Document text:
◆ ◆ ◆ ◆ ◆
An unforeseen health scare and stay in the hospital in today's Camino a Ítaca. Public healthcare systems around the world are under attack and without extreme vigilence, many countries could soon wind up like the United States. All's it takes is a vote in the right direction. Click over to read originally published version in Spanish or read the English translation below. (PDF en castellano abajo)
We were looking out the
wide picture windows when my friend Jill turned to me and said, “It’s like
we’re on an ocean liner but instead of the sea we’re sailing across dehesa and golden
steppe.” And it was true the modernist building sort of projected itself over
the savannah-like landscape towards the fringe of blueish mountains in the
distance.
The view was extraordinarily
beautiful, but the situation certainly wasn’t. I had been admitted to the new hospital
in Caceres with something rather serious and painful and I had been taking
refuge for several days in my incredible view from the area where you would
have expected to see another patient’s bed as I awaited the results of test
after test. The thoroughness and professionality of the entire staff was truly remarkable.
The camaraderie and the general care was outstanding. Their pride in their work
showed in every little thing they did.
“I immediately fell in
love with this landscape on the train ride in more than thirty years ago,” Jill
recalled, “it’s as far away from my northern English moors that you can get,
but it still gave me a similar peace.” And I knew exactly what she meant, the
view outside the window was an entirely different landscape from that I grew up
with seeing the great plains of Canada running off towards the immense pine
forests that crowd the skirts of the Rocky Mountains, but there was some sort
of symbiosis between the three open landscapes.
Spain does so many things
well, from its gastronomy, to sport, to its tolerance and generosity. There are
so many things that this country can be proud of. But perhaps one of its most impressive
achievements is something that many simply take for granted: its healthcare
system. Spain punches above its weight in many things, like its patrimony and
tourism, but it’s its healthcare system that few, if any country can challenge.
◆ ◆ ◆ ◆ ◆
Task list:
A - Extract from the Cáceres hospital text, word for word, the passage from "We were looking" up to and including "was truly remarkable.".
B - Answer these questions from the Cáceres hospital text:
(i) In which city was the new hospital?
(ii) When and how did Jill first see the landscape she fell in love with?
(iii) What landscape did the narrator grow up seeing?
C - Please continue the Cáceres hospital text from the point where it ends.

Data records:
◆ ◆ ◆ ◆ ◆
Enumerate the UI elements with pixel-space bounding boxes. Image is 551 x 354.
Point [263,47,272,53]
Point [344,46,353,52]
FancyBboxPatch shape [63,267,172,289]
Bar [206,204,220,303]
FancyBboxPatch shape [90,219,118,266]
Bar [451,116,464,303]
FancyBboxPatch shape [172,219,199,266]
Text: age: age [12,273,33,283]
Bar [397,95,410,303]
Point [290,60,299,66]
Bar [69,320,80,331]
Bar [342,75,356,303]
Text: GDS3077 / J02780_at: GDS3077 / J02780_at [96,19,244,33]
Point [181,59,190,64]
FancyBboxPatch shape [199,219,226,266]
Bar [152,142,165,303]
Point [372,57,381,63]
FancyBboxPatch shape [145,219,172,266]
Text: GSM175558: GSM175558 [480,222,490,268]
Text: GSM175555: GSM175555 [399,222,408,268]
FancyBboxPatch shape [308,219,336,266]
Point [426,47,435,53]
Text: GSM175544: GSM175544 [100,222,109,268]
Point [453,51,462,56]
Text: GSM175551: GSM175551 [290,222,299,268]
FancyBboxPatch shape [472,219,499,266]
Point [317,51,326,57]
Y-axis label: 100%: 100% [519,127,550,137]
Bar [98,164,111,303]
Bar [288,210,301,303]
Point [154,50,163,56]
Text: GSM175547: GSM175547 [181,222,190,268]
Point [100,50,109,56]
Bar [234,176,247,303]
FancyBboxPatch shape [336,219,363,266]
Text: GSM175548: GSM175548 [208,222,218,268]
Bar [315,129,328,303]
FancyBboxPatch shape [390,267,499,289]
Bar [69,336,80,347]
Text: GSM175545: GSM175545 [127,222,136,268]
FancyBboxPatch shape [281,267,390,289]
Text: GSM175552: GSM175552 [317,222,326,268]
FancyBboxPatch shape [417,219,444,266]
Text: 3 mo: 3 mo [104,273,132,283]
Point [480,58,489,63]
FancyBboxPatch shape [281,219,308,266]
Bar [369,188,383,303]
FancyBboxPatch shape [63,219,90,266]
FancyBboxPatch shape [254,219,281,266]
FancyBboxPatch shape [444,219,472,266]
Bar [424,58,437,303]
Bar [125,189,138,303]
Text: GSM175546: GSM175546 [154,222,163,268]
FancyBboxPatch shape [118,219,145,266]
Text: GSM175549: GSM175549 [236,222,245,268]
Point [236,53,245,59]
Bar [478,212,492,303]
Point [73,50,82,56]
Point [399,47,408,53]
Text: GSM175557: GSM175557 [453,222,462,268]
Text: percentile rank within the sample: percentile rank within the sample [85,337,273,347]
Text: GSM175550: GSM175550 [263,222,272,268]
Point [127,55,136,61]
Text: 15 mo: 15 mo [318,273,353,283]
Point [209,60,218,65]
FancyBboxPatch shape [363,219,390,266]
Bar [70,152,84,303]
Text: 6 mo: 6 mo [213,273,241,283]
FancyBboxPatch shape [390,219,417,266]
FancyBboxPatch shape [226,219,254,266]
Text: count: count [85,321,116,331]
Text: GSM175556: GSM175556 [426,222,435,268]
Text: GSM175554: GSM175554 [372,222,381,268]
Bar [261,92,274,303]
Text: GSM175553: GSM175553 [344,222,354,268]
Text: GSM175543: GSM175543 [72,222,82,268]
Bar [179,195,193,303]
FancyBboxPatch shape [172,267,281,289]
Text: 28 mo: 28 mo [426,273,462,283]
◆ ◆ ◆ ◆ ◆
Solved tasks:
A -
We were looking out the
wide picture windows when my friend Jill turned to me and said, “It’s like
we’re on an ocean liner but instead of the sea we’re sailing across dehesa and golden
steppe.” And it was true the modernist building sort of projected itself over
the savannah-like landscape towards the fringe of blueish mountains in the
distance.
The view was extraordinarily
beautiful, but the situation certainly wasn’t. I had been admitted to the new hospital
in Caceres with something rather serious and painful and I had been taking
refuge for several days in my incredible view from the area where you would
have expected to see another patient’s bed as I awaited the results of test
after test. The thoroughness and professionality of the entire staff was truly remarkable.

B -
(i) Caceres.
(ii) On the train ride in, more than thirty years ago.
(iii) The great plains of Canada running off towards the immense pine forests that crowd the skirts of the Rocky Mountains.

C -
And that’s what confuses
me.
So much national
indignation is immediately raised when there is a perceived slight towards an
institution the nation cherishes, like when someone abroad throws chorizo inwith their paella. But where is this damaged pride, this generalized outrage at
the clear and ongoing attempts to dismantle the public healthcare system?
It takes a special kind of
evil to provoke conflicts and sell arms to each side, privatize access to water
or sabotage public healthcare systems, but I hope there is an even more special
place in purgatory designated for public officials who deliberately underfund public
institutions to justify their gradual privatization.
But how do they get away
with this?
Simple really. People
don’t necessarily vote in their own interests. They lead more with their
identity and their desire to be associated with an elite who can afford private
care. It’s intertwined with that instinctual conservative aversion to the word
public, to the idea that someone they believe ‘inferior’ to them can actually
enjoy the same rights.
Jill and I both knew about
the disaster that continual cutbacks and privatization brought about in our respective
countries. It’s time to make the healthcare system the new paella and defend it
with the same energy and zeal.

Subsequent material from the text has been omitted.